Chart and figure data
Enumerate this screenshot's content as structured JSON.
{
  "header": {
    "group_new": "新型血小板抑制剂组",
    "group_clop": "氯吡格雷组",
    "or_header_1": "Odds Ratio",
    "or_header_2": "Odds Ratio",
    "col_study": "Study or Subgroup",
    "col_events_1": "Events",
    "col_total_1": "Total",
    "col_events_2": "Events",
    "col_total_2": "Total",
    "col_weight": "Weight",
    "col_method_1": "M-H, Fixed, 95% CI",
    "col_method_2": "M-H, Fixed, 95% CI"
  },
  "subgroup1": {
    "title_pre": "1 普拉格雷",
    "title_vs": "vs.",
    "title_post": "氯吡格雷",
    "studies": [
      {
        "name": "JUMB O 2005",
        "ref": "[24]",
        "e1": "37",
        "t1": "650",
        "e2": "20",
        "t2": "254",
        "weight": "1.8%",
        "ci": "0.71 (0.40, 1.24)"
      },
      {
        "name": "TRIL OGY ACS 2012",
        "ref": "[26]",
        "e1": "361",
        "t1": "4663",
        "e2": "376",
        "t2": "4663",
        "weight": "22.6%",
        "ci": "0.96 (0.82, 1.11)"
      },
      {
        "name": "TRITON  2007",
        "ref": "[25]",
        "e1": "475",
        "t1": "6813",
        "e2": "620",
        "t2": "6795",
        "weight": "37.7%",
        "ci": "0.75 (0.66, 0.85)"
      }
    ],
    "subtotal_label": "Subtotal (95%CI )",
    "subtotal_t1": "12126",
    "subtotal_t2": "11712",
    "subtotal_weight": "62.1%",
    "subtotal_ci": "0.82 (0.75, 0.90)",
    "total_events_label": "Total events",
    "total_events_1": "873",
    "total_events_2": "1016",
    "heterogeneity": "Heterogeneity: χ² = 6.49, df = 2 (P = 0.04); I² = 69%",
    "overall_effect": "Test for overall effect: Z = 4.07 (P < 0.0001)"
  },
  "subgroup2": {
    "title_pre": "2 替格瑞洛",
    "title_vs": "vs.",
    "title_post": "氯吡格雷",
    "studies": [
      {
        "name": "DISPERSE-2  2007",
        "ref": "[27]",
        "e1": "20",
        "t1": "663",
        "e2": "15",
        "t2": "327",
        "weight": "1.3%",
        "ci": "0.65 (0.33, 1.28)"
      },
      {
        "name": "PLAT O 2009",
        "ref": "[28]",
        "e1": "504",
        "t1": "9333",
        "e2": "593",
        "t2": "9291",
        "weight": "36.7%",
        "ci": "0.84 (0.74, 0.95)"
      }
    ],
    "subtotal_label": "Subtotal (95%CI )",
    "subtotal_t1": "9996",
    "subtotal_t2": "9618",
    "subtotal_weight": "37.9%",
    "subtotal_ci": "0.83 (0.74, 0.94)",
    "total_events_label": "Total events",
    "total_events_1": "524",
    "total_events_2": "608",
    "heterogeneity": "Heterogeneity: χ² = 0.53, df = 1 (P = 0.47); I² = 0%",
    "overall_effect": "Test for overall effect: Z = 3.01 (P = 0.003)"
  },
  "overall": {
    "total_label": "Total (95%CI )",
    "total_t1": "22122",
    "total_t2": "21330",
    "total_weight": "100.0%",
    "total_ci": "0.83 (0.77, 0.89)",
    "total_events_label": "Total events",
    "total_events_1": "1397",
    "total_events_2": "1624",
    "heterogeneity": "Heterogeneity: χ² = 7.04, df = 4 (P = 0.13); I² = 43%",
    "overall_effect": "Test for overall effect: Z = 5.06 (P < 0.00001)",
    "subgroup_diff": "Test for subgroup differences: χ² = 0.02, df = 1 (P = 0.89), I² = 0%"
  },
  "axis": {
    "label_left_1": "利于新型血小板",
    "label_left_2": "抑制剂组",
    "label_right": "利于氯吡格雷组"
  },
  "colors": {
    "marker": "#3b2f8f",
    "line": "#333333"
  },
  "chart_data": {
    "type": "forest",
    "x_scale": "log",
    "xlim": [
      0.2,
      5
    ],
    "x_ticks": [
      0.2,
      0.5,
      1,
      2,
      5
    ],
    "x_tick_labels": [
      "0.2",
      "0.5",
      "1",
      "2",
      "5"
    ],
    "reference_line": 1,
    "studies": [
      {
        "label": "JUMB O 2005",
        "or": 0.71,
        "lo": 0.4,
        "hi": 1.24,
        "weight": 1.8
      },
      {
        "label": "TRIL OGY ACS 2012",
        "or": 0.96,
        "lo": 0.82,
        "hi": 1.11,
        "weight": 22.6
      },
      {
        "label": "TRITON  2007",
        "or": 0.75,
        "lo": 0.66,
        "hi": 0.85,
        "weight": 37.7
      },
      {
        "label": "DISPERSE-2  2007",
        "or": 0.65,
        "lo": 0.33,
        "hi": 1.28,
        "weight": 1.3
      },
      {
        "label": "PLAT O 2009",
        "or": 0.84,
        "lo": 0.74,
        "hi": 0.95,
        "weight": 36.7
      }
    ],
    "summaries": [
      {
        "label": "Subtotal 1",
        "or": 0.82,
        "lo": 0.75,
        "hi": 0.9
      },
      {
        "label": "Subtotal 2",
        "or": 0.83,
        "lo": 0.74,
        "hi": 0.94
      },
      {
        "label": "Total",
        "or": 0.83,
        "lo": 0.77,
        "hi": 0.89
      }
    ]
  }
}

- _Work required_
Whichever lines contain the string "TRIL", select and copy them.

- _Answer below_
        "name": "TRIL OGY ACS 2012",
        "label": "TRIL OGY ACS 2012",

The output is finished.